## SHORT TASK:
Say how many lines of the material below contain the word "this", with no other words.

## SUPPLIED RECORDS:
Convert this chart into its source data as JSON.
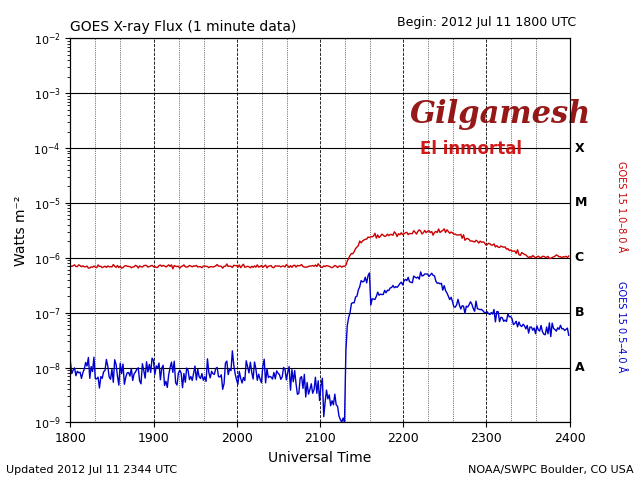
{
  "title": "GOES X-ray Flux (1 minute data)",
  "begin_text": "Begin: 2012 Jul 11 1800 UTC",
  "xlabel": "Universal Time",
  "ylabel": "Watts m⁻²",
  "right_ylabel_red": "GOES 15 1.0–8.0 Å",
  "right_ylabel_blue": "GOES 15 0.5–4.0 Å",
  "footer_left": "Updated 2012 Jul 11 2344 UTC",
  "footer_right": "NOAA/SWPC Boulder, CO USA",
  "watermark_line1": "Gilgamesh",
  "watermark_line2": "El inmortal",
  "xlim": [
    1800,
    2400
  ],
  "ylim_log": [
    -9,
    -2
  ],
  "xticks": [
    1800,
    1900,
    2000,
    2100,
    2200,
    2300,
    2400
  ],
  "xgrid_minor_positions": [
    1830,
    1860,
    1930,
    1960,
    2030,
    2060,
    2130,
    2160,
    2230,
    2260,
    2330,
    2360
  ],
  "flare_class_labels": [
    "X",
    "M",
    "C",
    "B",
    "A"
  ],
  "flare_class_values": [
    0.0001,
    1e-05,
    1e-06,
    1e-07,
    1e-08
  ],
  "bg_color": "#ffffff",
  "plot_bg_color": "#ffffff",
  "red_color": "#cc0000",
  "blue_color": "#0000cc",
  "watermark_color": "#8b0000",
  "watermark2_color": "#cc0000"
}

--

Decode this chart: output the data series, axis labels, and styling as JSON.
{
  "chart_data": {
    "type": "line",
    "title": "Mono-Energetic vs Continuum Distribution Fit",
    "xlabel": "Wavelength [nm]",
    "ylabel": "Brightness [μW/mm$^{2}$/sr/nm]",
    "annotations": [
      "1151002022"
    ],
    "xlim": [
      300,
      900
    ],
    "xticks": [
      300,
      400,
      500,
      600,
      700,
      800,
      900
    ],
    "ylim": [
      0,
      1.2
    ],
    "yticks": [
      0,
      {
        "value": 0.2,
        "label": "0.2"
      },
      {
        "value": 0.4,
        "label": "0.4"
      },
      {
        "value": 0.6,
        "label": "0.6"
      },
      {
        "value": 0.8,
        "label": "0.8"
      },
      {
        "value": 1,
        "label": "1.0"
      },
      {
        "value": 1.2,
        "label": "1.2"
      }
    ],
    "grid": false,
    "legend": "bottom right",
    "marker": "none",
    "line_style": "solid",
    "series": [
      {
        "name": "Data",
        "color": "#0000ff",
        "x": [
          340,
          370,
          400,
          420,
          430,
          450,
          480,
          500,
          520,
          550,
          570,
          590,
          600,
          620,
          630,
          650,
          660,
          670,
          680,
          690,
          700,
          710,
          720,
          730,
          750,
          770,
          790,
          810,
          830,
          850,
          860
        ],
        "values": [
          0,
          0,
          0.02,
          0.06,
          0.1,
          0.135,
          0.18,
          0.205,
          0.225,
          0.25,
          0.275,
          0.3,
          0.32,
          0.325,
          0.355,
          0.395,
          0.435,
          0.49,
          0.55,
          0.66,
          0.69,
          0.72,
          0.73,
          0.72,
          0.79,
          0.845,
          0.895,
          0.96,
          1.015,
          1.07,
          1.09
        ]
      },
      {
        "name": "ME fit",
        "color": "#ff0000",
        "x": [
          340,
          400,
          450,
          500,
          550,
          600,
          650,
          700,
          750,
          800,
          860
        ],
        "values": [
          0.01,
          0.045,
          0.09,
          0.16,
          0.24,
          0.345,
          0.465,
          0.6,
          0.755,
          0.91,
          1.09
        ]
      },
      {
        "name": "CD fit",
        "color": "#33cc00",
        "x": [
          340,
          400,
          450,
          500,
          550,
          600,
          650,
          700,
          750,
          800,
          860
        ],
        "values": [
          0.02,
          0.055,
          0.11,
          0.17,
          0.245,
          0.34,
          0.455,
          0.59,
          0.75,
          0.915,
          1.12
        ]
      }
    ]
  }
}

==

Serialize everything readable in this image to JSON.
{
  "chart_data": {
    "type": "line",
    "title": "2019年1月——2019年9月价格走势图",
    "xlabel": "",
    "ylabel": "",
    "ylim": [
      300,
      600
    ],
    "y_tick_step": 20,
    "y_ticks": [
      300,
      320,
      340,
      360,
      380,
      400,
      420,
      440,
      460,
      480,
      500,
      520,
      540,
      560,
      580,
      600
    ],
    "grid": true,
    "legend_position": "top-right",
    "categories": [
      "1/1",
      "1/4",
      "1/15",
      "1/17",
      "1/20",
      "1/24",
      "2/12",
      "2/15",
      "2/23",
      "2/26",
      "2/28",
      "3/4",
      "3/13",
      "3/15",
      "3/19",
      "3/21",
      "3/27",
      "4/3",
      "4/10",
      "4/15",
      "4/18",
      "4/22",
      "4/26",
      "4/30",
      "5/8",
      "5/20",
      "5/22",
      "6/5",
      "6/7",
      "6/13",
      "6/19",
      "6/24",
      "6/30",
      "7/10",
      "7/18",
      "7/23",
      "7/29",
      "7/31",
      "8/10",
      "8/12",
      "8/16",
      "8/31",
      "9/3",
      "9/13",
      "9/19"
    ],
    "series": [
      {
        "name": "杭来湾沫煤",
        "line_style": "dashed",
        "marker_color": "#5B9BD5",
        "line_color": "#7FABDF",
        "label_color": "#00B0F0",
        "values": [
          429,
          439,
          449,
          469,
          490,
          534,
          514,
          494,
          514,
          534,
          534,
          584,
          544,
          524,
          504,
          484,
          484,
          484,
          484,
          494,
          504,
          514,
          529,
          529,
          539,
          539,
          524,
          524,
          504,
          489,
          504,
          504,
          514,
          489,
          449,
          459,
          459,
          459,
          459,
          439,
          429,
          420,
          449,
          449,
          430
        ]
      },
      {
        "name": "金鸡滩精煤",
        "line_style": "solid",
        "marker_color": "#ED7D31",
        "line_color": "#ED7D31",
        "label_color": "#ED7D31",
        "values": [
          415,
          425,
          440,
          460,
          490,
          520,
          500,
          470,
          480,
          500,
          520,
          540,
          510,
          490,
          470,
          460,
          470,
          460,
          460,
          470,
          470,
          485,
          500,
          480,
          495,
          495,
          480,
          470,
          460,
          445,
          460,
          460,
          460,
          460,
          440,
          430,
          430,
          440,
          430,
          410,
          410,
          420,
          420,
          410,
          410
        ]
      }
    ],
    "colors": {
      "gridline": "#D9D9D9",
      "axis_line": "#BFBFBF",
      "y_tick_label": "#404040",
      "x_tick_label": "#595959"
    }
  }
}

## SOLUTION:
3